▶ Set task: Give back the full material, exactly as it reads.

▶ Exercise data:
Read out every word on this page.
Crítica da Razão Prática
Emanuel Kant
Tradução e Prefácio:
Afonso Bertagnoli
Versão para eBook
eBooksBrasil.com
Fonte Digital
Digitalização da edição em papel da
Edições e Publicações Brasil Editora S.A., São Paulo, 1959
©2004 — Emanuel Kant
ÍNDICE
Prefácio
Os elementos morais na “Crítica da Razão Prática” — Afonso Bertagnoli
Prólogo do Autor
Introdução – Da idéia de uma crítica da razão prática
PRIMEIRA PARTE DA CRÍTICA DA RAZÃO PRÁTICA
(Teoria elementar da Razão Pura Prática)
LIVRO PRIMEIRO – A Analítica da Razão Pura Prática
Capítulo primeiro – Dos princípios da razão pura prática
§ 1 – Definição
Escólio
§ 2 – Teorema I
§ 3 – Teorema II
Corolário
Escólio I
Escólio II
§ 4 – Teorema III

▶ Solution to the problem:
Read out every word on this page.
Crítica da Razão Prática
Emanuel Kant
Tradução e Prefácio:
Afonso Bertagnoli
Versão para eBook
eBooksBrasil.com
Fonte Digital
Digitalização da edição em papel da
Edições e Publicações Brasil Editora S.A., São Paulo, 1959
©2004 — Emanuel Kant
ÍNDICE
Prefácio
Os elementos morais na “Crítica da Razão Prática” — Afonso Bertagnoli
Prólogo do Autor
Introdução – Da idéia de uma crítica da razão prática
PRIMEIRA PARTE DA CRÍTICA DA RAZÃO PRÁTICA
(Teoria elementar da Razão Pura Prática)
LIVRO PRIMEIRO – A Analítica da Razão Pura Prática
Capítulo primeiro – Dos princípios da razão pura prática
§ 1 – Definição
Escólio
§ 2 – Teorema I
§ 3 – Teorema II
Corolário
Escólio I
Escólio II
§ 4 – Teorema III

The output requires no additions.